--- START OF Data listing ---
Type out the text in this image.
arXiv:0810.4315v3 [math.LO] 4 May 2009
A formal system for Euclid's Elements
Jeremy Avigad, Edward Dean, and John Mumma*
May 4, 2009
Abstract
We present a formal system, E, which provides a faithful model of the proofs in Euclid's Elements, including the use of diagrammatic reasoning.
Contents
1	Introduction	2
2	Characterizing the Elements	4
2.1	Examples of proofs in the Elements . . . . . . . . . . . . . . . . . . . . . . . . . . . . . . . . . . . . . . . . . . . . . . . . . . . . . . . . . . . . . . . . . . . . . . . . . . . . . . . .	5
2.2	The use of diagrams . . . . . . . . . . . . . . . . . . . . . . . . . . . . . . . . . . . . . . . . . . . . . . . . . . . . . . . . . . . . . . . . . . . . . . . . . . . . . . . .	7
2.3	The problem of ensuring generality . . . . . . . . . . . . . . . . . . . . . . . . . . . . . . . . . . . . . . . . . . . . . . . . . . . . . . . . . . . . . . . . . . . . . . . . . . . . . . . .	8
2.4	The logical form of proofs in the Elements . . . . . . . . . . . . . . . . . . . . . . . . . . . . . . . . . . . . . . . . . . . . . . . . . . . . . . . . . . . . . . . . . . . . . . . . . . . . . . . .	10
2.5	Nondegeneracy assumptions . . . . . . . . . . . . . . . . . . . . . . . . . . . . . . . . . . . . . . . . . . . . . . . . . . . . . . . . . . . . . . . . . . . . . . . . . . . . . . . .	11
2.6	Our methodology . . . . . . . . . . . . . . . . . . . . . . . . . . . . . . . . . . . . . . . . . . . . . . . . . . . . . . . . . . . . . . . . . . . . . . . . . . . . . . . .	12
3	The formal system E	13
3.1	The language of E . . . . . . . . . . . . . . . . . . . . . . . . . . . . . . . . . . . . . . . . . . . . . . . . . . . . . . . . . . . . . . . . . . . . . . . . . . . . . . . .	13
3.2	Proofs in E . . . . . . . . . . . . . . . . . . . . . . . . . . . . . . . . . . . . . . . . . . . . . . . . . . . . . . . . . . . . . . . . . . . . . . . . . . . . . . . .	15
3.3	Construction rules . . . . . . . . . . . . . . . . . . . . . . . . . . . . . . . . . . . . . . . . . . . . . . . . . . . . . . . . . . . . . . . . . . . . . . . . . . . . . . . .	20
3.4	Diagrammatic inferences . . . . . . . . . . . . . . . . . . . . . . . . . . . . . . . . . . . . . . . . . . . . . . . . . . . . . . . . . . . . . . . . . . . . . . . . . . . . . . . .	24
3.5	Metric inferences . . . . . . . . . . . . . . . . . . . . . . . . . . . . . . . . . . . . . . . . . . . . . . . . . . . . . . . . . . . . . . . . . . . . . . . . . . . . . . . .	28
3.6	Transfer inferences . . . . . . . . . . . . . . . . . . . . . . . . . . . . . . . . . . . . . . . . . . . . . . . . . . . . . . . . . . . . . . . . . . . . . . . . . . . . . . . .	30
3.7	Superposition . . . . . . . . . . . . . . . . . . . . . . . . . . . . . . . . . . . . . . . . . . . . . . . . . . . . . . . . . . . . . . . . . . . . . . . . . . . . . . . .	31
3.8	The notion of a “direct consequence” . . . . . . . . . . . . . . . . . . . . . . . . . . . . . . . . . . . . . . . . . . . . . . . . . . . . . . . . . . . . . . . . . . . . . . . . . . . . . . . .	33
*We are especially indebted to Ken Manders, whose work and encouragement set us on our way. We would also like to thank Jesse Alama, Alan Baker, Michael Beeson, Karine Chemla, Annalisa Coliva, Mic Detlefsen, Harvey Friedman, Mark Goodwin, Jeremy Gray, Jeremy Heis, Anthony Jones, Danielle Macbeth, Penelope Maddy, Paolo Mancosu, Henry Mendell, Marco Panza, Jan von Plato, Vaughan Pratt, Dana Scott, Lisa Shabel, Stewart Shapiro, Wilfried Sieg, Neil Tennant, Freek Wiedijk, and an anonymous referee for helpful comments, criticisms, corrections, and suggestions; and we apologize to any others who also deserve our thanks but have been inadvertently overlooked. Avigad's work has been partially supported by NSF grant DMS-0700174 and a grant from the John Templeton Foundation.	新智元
--- END OF Data listing ---
The problem: Each entry must be reproduced verbatim.

Output below:
Type out the text in this image.
arXiv:0810.4315v3 [math.LO] 4 May 2009
A formal system for Euclid's Elements
Jeremy Avigad, Edward Dean, and John Mumma*
May 4, 2009
Abstract
We present a formal system, E, which provides a faithful model of the proofs in Euclid's Elements, including the use of diagrammatic reasoning.
Contents
1	Introduction	2
2	Characterizing the Elements	4
2.1	Examples of proofs in the Elements . . . . . . . . . . . . . . . . . . . . . . . . . . . . . . . . . . . . . . . . . . . . . . . . . . . . . . . . . . . . . . . . . . . . . . . . . . . . . . . .	5
2.2	The use of diagrams . . . . . . . . . . . . . . . . . . . . . . . . . . . . . . . . . . . . . . . . . . . . . . . . . . . . . . . . . . . . . . . . . . . . . . . . . . . . . . . .	7
2.3	The problem of ensuring generality . . . . . . . . . . . . . . . . . . . . . . . . . . . . . . . . . . . . . . . . . . . . . . . . . . . . . . . . . . . . . . . . . . . . . . . . . . . . . . . .	8
2.4	The logical form of proofs in the Elements . . . . . . . . . . . . . . . . . . . . . . . . . . . . . . . . . . . . . . . . . . . . . . . . . . . . . . . . . . . . . . . . . . . . . . . . . . . . . . . .	10
2.5	Nondegeneracy assumptions . . . . . . . . . . . . . . . . . . . . . . . . . . . . . . . . . . . . . . . . . . . . . . . . . . . . . . . . . . . . . . . . . . . . . . . . . . . . . . . .	11
2.6	Our methodology . . . . . . . . . . . . . . . . . . . . . . . . . . . . . . . . . . . . . . . . . . . . . . . . . . . . . . . . . . . . . . . . . . . . . . . . . . . . . . . .	12
3	The formal system E	13
3.1	The language of E . . . . . . . . . . . . . . . . . . . . . . . . . . . . . . . . . . . . . . . . . . . . . . . . . . . . . . . . . . . . . . . . . . . . . . . . . . . . . . . .	13
3.2	Proofs in E . . . . . . . . . . . . . . . . . . . . . . . . . . . . . . . . . . . . . . . . . . . . . . . . . . . . . . . . . . . . . . . . . . . . . . . . . . . . . . . .	15
3.3	Construction rules . . . . . . . . . . . . . . . . . . . . . . . . . . . . . . . . . . . . . . . . . . . . . . . . . . . . . . . . . . . . . . . . . . . . . . . . . . . . . . . .	20
3.4	Diagrammatic inferences . . . . . . . . . . . . . . . . . . . . . . . . . . . . . . . . . . . . . . . . . . . . . . . . . . . . . . . . . . . . . . . . . . . . . . . . . . . . . . . .	24
3.5	Metric inferences . . . . . . . . . . . . . . . . . . . . . . . . . . . . . . . . . . . . . . . . . . . . . . . . . . . . . . . . . . . . . . . . . . . . . . . . . . . . . . . .	28
3.6	Transfer inferences . . . . . . . . . . . . . . . . . . . . . . . . . . . . . . . . . . . . . . . . . . . . . . . . . . . . . . . . . . . . . . . . . . . . . . . . . . . . . . . .	30
3.7	Superposition . . . . . . . . . . . . . . . . . . . . . . . . . . . . . . . . . . . . . . . . . . . . . . . . . . . . . . . . . . . . . . . . . . . . . . . . . . . . . . . .	31
3.8	The notion of a “direct consequence” . . . . . . . . . . . . . . . . . . . . . . . . . . . . . . . . . . . . . . . . . . . . . . . . . . . . . . . . . . . . . . . . . . . . . . . . . . . . . . . .	33
*We are especially indebted to Ken Manders, whose work and encouragement set us on our way. We would also like to thank Jesse Alama, Alan Baker, Michael Beeson, Karine Chemla, Annalisa Coliva, Mic Detlefsen, Harvey Friedman, Mark Goodwin, Jeremy Gray, Jeremy Heis, Anthony Jones, Danielle Macbeth, Penelope Maddy, Paolo Mancosu, Henry Mendell, Marco Panza, Jan von Plato, Vaughan Pratt, Dana Scott, Lisa Shabel, Stewart Shapiro, Wilfried Sieg, Neil Tennant, Freek Wiedijk, and an anonymous referee for helpful comments, criticisms, corrections, and suggestions; and we apologize to any others who also deserve our thanks but have been inadvertently overlooked. Avigad's work has been partially supported by NSF grant DMS-0700174 and a grant from the John Templeton Foundation.	新智元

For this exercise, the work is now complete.